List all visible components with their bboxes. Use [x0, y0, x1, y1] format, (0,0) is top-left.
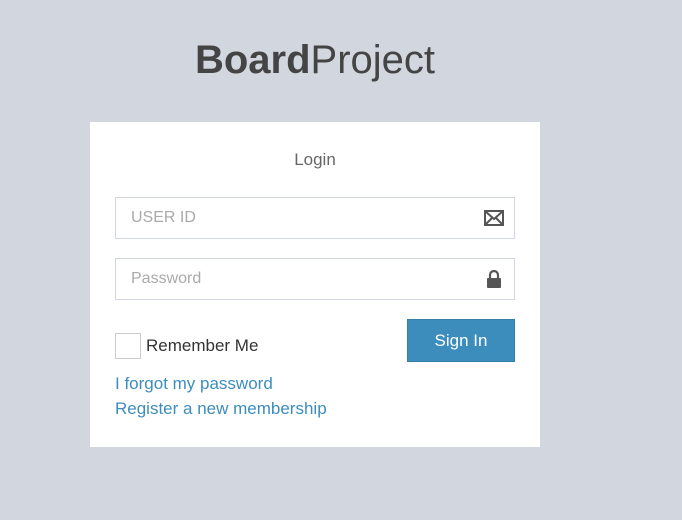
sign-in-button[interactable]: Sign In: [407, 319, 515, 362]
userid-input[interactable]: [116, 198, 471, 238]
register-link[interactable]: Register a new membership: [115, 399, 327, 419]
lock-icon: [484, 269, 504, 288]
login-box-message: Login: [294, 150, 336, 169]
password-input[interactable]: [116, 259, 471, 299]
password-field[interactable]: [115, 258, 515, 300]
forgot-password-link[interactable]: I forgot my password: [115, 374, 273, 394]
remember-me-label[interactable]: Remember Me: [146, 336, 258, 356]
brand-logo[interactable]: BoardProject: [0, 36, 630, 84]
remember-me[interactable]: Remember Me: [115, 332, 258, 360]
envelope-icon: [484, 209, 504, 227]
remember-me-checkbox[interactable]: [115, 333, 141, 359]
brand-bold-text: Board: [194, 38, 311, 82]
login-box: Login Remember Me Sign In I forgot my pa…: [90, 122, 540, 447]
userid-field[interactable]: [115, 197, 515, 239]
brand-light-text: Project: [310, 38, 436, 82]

++++++

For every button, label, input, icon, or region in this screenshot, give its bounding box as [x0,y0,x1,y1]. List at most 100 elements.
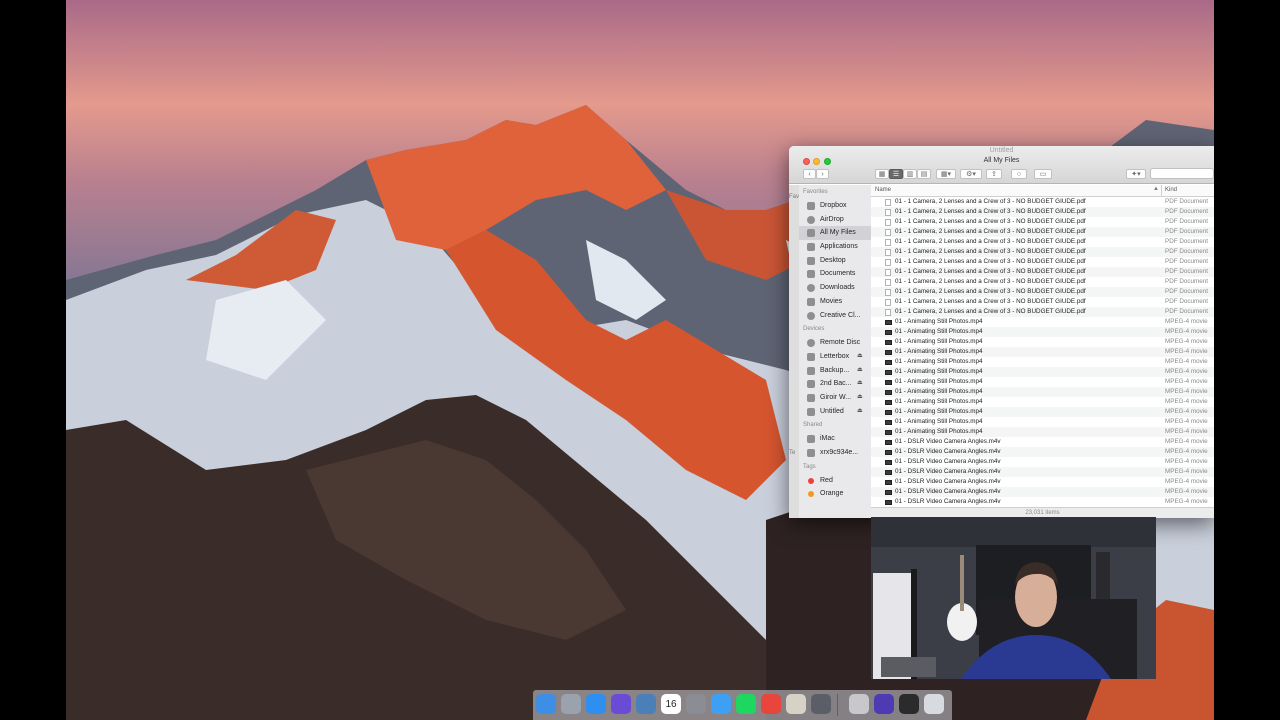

++++++

**练习题目**: 请从含有“List all visible”的那一行起，到含有“password-field[interactable]: [115, 258, 515, 300]”的那一行为止（两行都包括），把这些行原样照抄出来，图片不要放进答案。

**完整答案**:
List all visible components with their bboxes. Use [x0, y0, x1, y1] format, (0,0) is top-left.
sign-in-button[interactable]: Sign In: [407, 319, 515, 362]
userid-input[interactable]: [116, 198, 471, 238]
register-link[interactable]: Register a new membership: [115, 399, 327, 419]
lock-icon: [484, 269, 504, 288]
login-box-message: Login: [294, 150, 336, 169]
password-input[interactable]: [116, 259, 471, 299]
password-field[interactable]: [115, 258, 515, 300]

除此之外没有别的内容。